### SET EXERCISE
Please output only the lines that run from the line containing "Transcribe this image's" through the end of the material below, exactly.
****************************************
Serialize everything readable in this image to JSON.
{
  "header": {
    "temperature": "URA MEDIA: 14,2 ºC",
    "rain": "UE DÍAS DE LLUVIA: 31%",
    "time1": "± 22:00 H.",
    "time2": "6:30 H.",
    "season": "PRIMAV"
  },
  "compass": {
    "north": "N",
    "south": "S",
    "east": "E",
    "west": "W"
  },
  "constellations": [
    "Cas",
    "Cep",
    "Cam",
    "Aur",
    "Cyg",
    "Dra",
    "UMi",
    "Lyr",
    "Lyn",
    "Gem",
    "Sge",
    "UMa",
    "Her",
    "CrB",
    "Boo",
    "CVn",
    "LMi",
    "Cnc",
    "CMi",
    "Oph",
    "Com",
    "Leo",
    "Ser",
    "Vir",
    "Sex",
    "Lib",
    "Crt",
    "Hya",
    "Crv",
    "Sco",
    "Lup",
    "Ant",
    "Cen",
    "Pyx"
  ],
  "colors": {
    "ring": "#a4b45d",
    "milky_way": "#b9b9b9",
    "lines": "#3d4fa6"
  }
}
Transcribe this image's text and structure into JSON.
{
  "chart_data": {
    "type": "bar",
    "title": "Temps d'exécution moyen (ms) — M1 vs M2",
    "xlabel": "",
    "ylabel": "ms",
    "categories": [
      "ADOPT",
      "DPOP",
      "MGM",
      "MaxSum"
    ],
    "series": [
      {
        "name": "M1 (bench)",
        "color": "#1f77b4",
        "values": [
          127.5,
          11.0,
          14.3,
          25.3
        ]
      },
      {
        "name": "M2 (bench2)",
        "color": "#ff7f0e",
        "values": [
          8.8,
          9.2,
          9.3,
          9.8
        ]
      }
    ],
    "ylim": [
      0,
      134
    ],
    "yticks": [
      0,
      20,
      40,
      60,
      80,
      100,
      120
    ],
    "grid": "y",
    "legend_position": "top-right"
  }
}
****************************************
### SOLUTION TO THIS PROBLEM
Transcribe this image's text and structure into JSON.
{
  "chart_data": {
    "type": "bar",
    "title": "Temps d'exécution moyen (ms) — M1 vs M2",
    "xlabel": "",
    "ylabel": "ms",
    "categories": [
      "ADOPT",
      "DPOP",
      "MGM",
      "MaxSum"
    ],
    "series": [
      {
        "name": "M1 (bench)",
        "color": "#1f77b4",
        "values": [
          127.5,
          11.0,
          14.3,
          25.3
        ]
      },
      {
        "name": "M2 (bench2)",
        "color": "#ff7f0e",
        "values": [
          8.8,
          9.2,
          9.3,
          9.8
        ]
      }
    ],
    "ylim": [
      0,
      134
    ],
    "yticks": [
      0,
      20,
      40,
      60,
      80,
      100,
      120
    ],
    "grid": "y",
    "legend_position": "top-right"
  }
}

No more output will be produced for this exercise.